◆ **Required task**: Below is a listing; write it out exactly and drop any images from it.
==== Given entries ====
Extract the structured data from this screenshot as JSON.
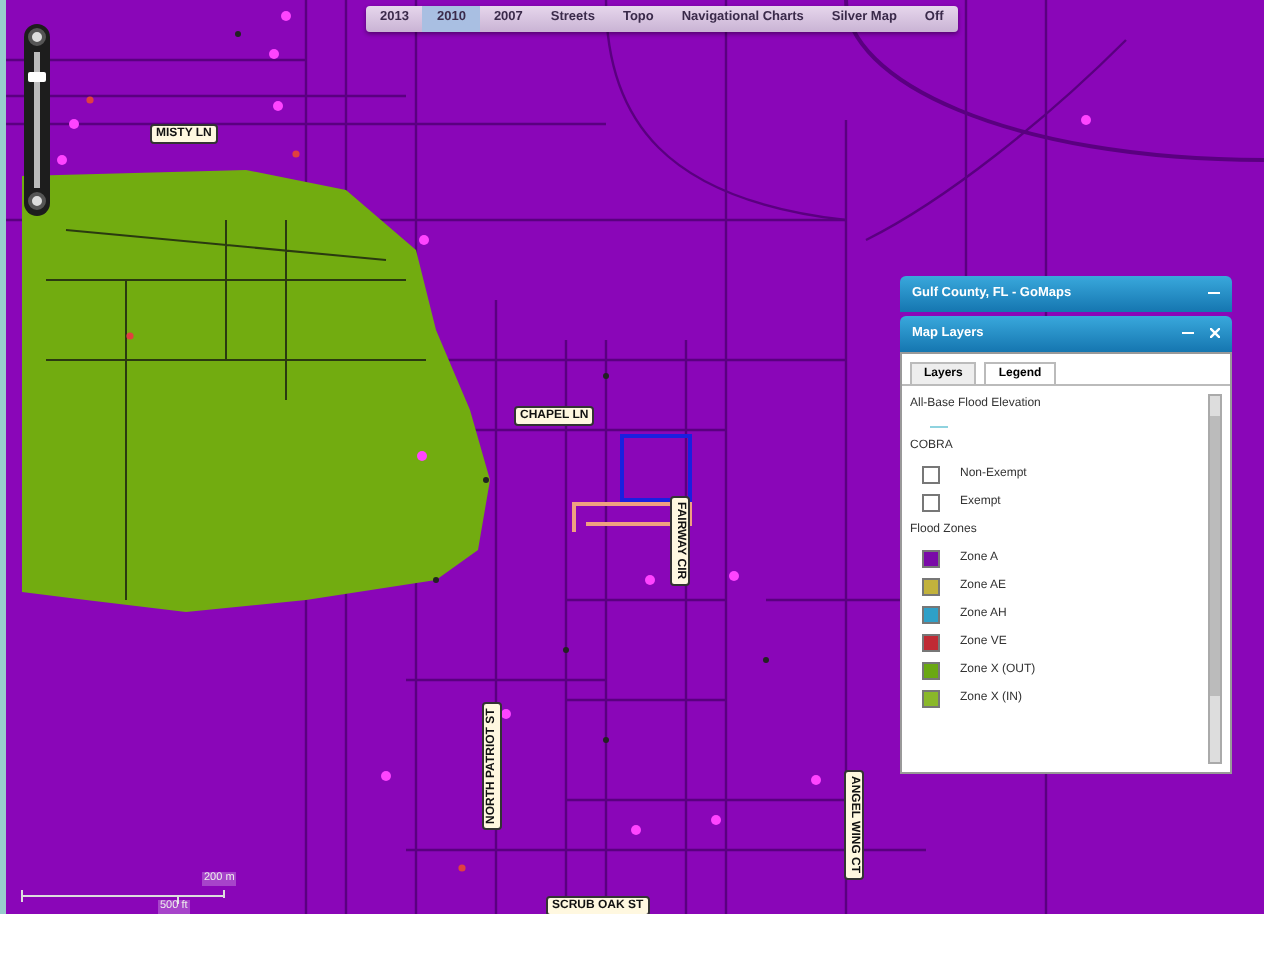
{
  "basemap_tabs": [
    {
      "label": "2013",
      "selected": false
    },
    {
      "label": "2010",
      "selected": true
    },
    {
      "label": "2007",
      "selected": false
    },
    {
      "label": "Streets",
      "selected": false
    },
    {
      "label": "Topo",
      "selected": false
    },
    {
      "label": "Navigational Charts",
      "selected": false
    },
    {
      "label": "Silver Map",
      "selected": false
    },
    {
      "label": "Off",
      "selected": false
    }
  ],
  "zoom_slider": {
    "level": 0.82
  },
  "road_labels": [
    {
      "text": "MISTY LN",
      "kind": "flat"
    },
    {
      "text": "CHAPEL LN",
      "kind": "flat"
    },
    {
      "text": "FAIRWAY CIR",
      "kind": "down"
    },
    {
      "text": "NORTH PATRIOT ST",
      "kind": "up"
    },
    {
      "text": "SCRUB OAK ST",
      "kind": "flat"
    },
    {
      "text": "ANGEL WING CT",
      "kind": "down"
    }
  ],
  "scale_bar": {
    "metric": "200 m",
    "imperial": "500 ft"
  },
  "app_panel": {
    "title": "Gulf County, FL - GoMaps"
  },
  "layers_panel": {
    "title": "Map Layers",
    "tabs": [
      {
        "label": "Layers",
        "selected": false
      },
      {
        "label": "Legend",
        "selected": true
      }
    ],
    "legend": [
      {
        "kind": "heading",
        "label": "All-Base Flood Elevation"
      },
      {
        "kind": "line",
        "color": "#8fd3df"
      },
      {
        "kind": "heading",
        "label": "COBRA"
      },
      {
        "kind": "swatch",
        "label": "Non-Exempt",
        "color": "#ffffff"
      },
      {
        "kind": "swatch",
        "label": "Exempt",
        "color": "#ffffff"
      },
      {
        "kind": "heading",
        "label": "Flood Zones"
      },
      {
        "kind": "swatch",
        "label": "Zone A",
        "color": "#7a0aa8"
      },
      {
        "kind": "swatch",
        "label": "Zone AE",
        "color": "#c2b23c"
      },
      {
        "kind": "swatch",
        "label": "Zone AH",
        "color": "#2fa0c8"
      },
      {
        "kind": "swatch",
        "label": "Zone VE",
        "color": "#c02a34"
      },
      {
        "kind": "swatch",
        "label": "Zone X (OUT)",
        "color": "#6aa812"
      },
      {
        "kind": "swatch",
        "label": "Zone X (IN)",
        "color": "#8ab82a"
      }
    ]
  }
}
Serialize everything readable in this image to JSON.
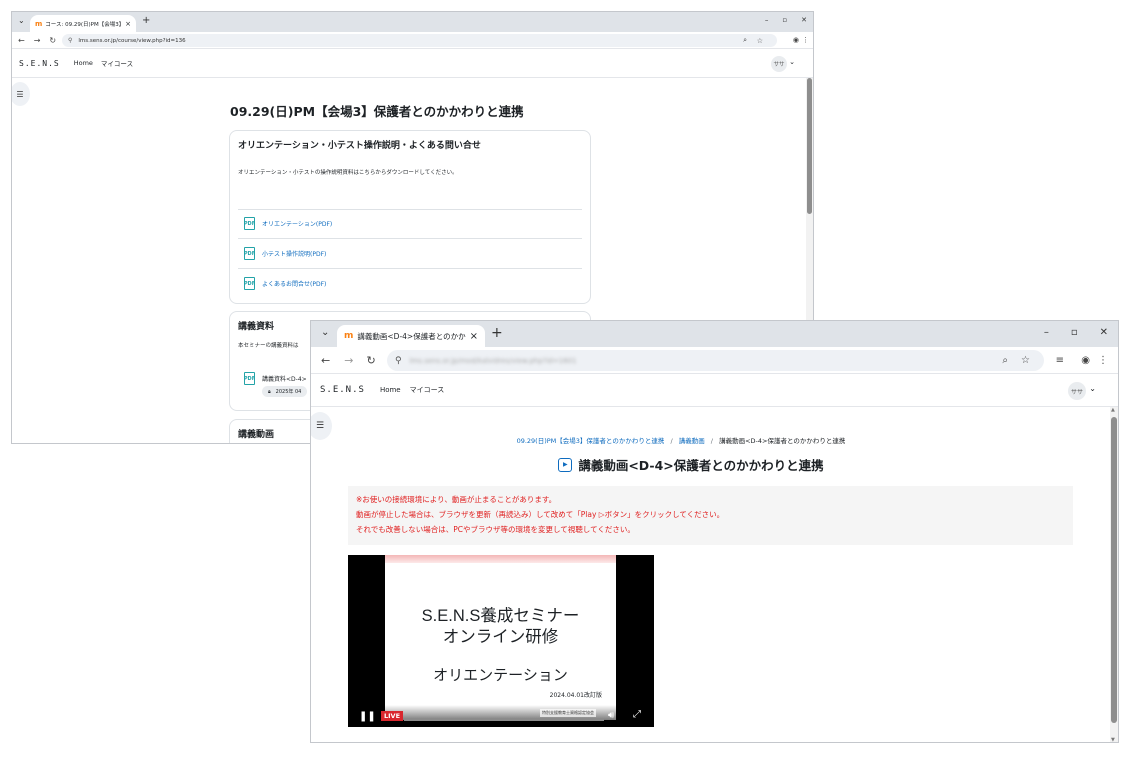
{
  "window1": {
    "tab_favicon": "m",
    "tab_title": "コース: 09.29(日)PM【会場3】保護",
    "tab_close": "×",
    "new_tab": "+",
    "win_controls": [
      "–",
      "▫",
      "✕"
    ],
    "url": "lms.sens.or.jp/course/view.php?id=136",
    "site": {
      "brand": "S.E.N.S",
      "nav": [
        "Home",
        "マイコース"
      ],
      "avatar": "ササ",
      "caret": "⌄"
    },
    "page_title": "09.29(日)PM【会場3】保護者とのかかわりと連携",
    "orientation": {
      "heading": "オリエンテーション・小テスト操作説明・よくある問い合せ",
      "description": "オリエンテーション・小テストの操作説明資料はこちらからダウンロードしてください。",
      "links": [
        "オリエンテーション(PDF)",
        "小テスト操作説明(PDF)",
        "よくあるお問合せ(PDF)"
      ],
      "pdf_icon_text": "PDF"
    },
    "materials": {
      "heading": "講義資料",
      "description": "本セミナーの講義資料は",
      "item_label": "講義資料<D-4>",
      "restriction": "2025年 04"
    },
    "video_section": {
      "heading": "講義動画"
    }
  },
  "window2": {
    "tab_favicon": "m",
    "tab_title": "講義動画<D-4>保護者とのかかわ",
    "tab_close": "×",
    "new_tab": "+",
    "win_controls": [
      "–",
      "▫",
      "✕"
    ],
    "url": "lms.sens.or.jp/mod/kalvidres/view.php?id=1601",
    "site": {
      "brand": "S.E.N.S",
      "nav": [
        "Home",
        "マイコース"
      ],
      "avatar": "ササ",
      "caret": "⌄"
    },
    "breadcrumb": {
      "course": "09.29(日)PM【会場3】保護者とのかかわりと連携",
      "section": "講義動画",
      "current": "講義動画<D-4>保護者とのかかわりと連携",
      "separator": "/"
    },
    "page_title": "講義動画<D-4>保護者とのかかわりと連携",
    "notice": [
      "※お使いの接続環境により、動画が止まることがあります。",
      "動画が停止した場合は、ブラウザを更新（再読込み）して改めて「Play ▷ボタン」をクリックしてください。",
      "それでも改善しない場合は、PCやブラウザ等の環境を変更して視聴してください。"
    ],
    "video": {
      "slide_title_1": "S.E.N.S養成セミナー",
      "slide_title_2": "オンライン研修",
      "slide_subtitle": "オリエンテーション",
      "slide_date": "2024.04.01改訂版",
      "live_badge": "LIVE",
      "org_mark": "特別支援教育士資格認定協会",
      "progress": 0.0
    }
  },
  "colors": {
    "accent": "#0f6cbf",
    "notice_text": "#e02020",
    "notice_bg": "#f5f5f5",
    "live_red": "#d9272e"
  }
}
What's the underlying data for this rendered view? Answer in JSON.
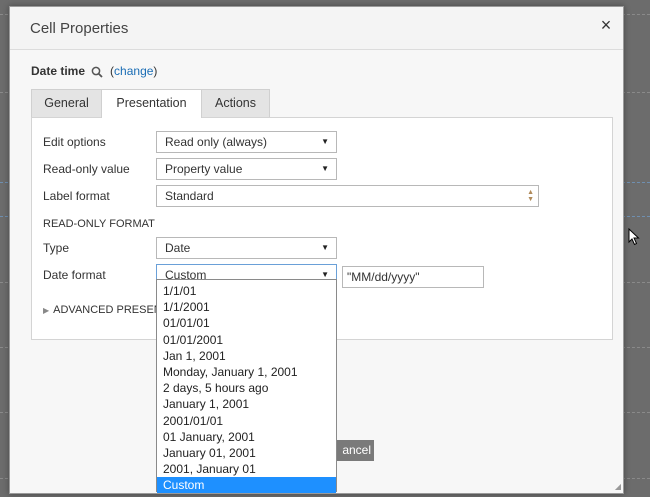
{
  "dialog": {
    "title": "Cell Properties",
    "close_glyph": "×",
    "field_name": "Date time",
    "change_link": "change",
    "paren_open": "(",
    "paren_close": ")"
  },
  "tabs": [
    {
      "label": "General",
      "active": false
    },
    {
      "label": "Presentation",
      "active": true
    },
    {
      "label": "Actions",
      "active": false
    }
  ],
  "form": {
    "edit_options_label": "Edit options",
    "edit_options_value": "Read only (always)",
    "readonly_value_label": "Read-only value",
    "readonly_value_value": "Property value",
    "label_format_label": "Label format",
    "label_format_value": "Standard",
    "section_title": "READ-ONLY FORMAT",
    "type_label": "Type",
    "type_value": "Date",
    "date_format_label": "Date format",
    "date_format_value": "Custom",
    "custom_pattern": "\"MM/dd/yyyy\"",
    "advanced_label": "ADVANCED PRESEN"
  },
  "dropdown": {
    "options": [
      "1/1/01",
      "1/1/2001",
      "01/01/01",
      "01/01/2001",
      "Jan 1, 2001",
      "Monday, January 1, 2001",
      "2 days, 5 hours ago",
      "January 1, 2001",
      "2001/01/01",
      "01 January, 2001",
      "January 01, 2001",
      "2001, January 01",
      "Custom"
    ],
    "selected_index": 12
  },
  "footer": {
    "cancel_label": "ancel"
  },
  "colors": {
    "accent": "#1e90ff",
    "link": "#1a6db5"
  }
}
====
◆ **Task output**:
Extract the structured data from this screenshot as JSON.
{
  "basemap_tabs": [
    {
      "label": "2013",
      "selected": false
    },
    {
      "label": "2010",
      "selected": true
    },
    {
      "label": "2007",
      "selected": false
    },
    {
      "label": "Streets",
      "selected": false
    },
    {
      "label": "Topo",
      "selected": false
    },
    {
      "label": "Navigational Charts",
      "selected": false
    },
    {
      "label": "Silver Map",
      "selected": false
    },
    {
      "label": "Off",
      "selected": false
    }
  ],
  "zoom_slider": {
    "level": 0.82
  },
  "road_labels": [
    {
      "text": "MISTY LN",
      "kind": "flat"
    },
    {
      "text": "CHAPEL LN",
      "kind": "flat"
    },
    {
      "text": "FAIRWAY CIR",
      "kind": "down"
    },
    {
      "text": "NORTH PATRIOT ST",
      "kind": "up"
    },
    {
      "text": "SCRUB OAK ST",
      "kind": "flat"
    },
    {
      "text": "ANGEL WING CT",
      "kind": "down"
    }
  ],
  "scale_bar": {
    "metric": "200 m",
    "imperial": "500 ft"
  },
  "app_panel": {
    "title": "Gulf County, FL - GoMaps"
  },
  "layers_panel": {
    "title": "Map Layers",
    "tabs": [
      {
        "label": "Layers",
        "selected": false
      },
      {
        "label": "Legend",
        "selected": true
      }
    ],
    "legend": [
      {
        "kind": "heading",
        "label": "All-Base Flood Elevation"
      },
      {
        "kind": "line",
        "color": "#8fd3df"
      },
      {
        "kind": "heading",
        "label": "COBRA"
      },
      {
        "kind": "swatch",
        "label": "Non-Exempt",
        "color": "#ffffff"
      },
      {
        "kind": "swatch",
        "label": "Exempt",
        "color": "#ffffff"
      },
      {
        "kind": "heading",
        "label": "Flood Zones"
      },
      {
        "kind": "swatch",
        "label": "Zone A",
        "color": "#7a0aa8"
      },
      {
        "kind": "swatch",
        "label": "Zone AE",
        "color": "#c2b23c"
      },
      {
        "kind": "swatch",
        "label": "Zone AH",
        "color": "#2fa0c8"
      },
      {
        "kind": "swatch",
        "label": "Zone VE",
        "color": "#c02a34"
      },
      {
        "kind": "swatch",
        "label": "Zone X (OUT)",
        "color": "#6aa812"
      },
      {
        "kind": "swatch",
        "label": "Zone X (IN)",
        "color": "#8ab82a"
      }
    ]
  }
}
Serialize everything readable in this image to JSON.
{
  "window1": {
    "tab_favicon": "m",
    "tab_title": "コース: 09.29(日)PM【会場3】保護",
    "tab_close": "×",
    "new_tab": "+",
    "win_controls": [
      "–",
      "▫",
      "✕"
    ],
    "url": "lms.sens.or.jp/course/view.php?id=136",
    "site": {
      "brand": "S.E.N.S",
      "nav": [
        "Home",
        "マイコース"
      ],
      "avatar": "ササ",
      "caret": "⌄"
    },
    "page_title": "09.29(日)PM【会場3】保護者とのかかわりと連携",
    "orientation": {
      "heading": "オリエンテーション・小テスト操作説明・よくある問い合せ",
      "description": "オリエンテーション・小テストの操作説明資料はこちらからダウンロードしてください。",
      "links": [
        "オリエンテーション(PDF)",
        "小テスト操作説明(PDF)",
        "よくあるお問合せ(PDF)"
      ],
      "pdf_icon_text": "PDF"
    },
    "materials": {
      "heading": "講義資料",
      "description": "本セミナーの講義資料は",
      "item_label": "講義資料<D-4>",
      "restriction": "2025年 04"
    },
    "video_section": {
      "heading": "講義動画"
    }
  },
  "window2": {
    "tab_favicon": "m",
    "tab_title": "講義動画<D-4>保護者とのかかわ",
    "tab_close": "×",
    "new_tab": "+",
    "win_controls": [
      "–",
      "▫",
      "✕"
    ],
    "url": "lms.sens.or.jp/mod/kalvidres/view.php?id=1601",
    "site": {
      "brand": "S.E.N.S",
      "nav": [
        "Home",
        "マイコース"
      ],
      "avatar": "ササ",
      "caret": "⌄"
    },
    "breadcrumb": {
      "course": "09.29(日)PM【会場3】保護者とのかかわりと連携",
      "section": "講義動画",
      "current": "講義動画<D-4>保護者とのかかわりと連携",
      "separator": "/"
    },
    "page_title": "講義動画<D-4>保護者とのかかわりと連携",
    "notice": [
      "※お使いの接続環境により、動画が止まることがあります。",
      "動画が停止した場合は、ブラウザを更新（再読込み）して改めて「Play ▷ボタン」をクリックしてください。",
      "それでも改善しない場合は、PCやブラウザ等の環境を変更して視聴してください。"
    ],
    "video": {
      "slide_title_1": "S.E.N.S養成セミナー",
      "slide_title_2": "オンライン研修",
      "slide_subtitle": "オリエンテーション",
      "slide_date": "2024.04.01改訂版",
      "live_badge": "LIVE",
      "org_mark": "特別支援教育士資格認定協会",
      "progress": 0.0
    }
  },
  "colors": {
    "accent": "#0f6cbf",
    "notice_text": "#e02020",
    "notice_bg": "#f5f5f5",
    "live_red": "#d9272e"
  }
}
What's the underlying data for this rendered view? Answer in JSON.
{
  "dialog": {
    "title": "Cell Properties",
    "close_glyph": "×",
    "field_name": "Date time",
    "change_link": "change",
    "paren_open": "(",
    "paren_close": ")"
  },
  "tabs": [
    {
      "label": "General",
      "active": false
    },
    {
      "label": "Presentation",
      "active": true
    },
    {
      "label": "Actions",
      "active": false
    }
  ],
  "form": {
    "edit_options_label": "Edit options",
    "edit_options_value": "Read only (always)",
    "readonly_value_label": "Read-only value",
    "readonly_value_value": "Property value",
    "label_format_label": "Label format",
    "label_format_value": "Standard",
    "section_title": "READ-ONLY FORMAT",
    "type_label": "Type",
    "type_value": "Date",
    "date_format_label": "Date format",
    "date_format_value": "Custom",
    "custom_pattern": "\"MM/dd/yyyy\"",
    "advanced_label": "ADVANCED PRESEN"
  },
  "dropdown": {
    "options": [
      "1/1/01",
      "1/1/2001",
      "01/01/01",
      "01/01/2001",
      "Jan 1, 2001",
      "Monday, January 1, 2001",
      "2 days, 5 hours ago",
      "January 1, 2001",
      "2001/01/01",
      "01 January, 2001",
      "January 01, 2001",
      "2001, January 01",
      "Custom"
    ],
    "selected_index": 12
  },
  "footer": {
    "cancel_label": "ancel"
  },
  "colors": {
    "accent": "#1e90ff",
    "link": "#1a6db5"
  }
}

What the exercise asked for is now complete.